Task requirements: Repeat, line for line, the entries printed below.

Materials provided:
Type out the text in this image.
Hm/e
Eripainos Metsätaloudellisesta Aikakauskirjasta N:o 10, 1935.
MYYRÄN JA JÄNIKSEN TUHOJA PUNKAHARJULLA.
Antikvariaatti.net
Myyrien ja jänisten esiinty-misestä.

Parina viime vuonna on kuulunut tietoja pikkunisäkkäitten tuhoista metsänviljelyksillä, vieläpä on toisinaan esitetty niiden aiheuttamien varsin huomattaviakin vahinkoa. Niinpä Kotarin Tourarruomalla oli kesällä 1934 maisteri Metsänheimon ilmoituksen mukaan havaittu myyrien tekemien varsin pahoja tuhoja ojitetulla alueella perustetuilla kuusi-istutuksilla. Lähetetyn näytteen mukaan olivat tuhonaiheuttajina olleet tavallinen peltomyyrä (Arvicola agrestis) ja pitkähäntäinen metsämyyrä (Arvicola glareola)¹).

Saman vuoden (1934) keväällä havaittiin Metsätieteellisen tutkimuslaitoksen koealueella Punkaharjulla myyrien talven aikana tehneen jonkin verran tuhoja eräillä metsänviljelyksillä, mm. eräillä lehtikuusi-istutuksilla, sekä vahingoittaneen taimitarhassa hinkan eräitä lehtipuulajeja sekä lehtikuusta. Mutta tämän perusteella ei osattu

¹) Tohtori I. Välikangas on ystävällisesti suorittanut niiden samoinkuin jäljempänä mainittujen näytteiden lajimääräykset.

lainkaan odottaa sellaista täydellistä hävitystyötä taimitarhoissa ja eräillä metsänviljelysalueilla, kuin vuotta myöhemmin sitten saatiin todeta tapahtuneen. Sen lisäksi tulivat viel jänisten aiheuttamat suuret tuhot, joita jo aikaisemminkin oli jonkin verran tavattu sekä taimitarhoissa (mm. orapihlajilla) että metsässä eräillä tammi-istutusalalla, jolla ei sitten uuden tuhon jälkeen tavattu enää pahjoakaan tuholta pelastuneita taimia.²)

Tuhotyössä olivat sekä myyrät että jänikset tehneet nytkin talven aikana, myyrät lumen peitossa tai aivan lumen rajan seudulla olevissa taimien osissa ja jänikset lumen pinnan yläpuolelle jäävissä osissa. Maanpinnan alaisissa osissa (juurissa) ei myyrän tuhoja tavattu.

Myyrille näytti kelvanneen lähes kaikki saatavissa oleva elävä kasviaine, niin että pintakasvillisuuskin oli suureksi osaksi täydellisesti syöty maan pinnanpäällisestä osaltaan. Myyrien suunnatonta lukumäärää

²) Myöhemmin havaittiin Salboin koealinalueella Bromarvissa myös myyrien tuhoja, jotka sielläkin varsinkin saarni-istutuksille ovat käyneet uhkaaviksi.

Full answer:
Type out the text in this image.
Hm/e
Eripainos Metsätaloudellisesta Aikakauskirjasta N:o 10, 1935.
MYYRÄN JA JÄNIKSEN TUHOJA PUNKAHARJULLA.
Antikvariaatti.net
Myyrien ja jänisten esiinty-misestä.

Parina viime vuonna on kuulunut tietoja pikkunisäkkäitten tuhoista metsänviljelyksillä, vieläpä on toisinaan esitetty niiden aiheuttamien varsin huomattaviakin vahinkoa. Niinpä Kotarin Tourarruomalla oli kesällä 1934 maisteri Metsänheimon ilmoituksen mukaan havaittu myyrien tekemien varsin pahoja tuhoja ojitetulla alueella perustetuilla kuusi-istutuksilla. Lähetetyn näytteen mukaan olivat tuhonaiheuttajina olleet tavallinen peltomyyrä (Arvicola agrestis) ja pitkähäntäinen metsämyyrä (Arvicola glareola)¹).

Saman vuoden (1934) keväällä havaittiin Metsätieteellisen tutkimuslaitoksen koealueella Punkaharjulla myyrien talven aikana tehneen jonkin verran tuhoja eräillä metsänviljelyksillä, mm. eräillä lehtikuusi-istutuksilla, sekä vahingoittaneen taimitarhassa hinkan eräitä lehtipuulajeja sekä lehtikuusta. Mutta tämän perusteella ei osattu

¹) Tohtori I. Välikangas on ystävällisesti suorittanut niiden samoinkuin jäljempänä mainittujen näytteiden lajimääräykset.

lainkaan odottaa sellaista täydellistä hävitystyötä taimitarhoissa ja eräillä metsänviljelysalueilla, kuin vuotta myöhemmin sitten saatiin todeta tapahtuneen. Sen lisäksi tulivat viel jänisten aiheuttamat suuret tuhot, joita jo aikaisemminkin oli jonkin verran tavattu sekä taimitarhoissa (mm. orapihlajilla) että metsässä eräillä tammi-istutusalalla, jolla ei sitten uuden tuhon jälkeen tavattu enää pahjoakaan tuholta pelastuneita taimia.²)

Tuhotyössä olivat sekä myyrät että jänikset tehneet nytkin talven aikana, myyrät lumen peitossa tai aivan lumen rajan seudulla olevissa taimien osissa ja jänikset lumen pinnan yläpuolelle jäävissä osissa. Maanpinnan alaisissa osissa (juurissa) ei myyrän tuhoja tavattu.

Myyrille näytti kelvanneen lähes kaikki saatavissa oleva elävä kasviaine, niin että pintakasvillisuuskin oli suureksi osaksi täydellisesti syöty maan pinnanpäällisestä osaltaan. Myyrien suunnatonta lukumäärää

²) Myöhemmin havaittiin Salboin koealinalueella Bromarvissa myös myyrien tuhoja, jotka sielläkin varsinkin saarni-istutuksille ovat käyneet uhkaaviksi.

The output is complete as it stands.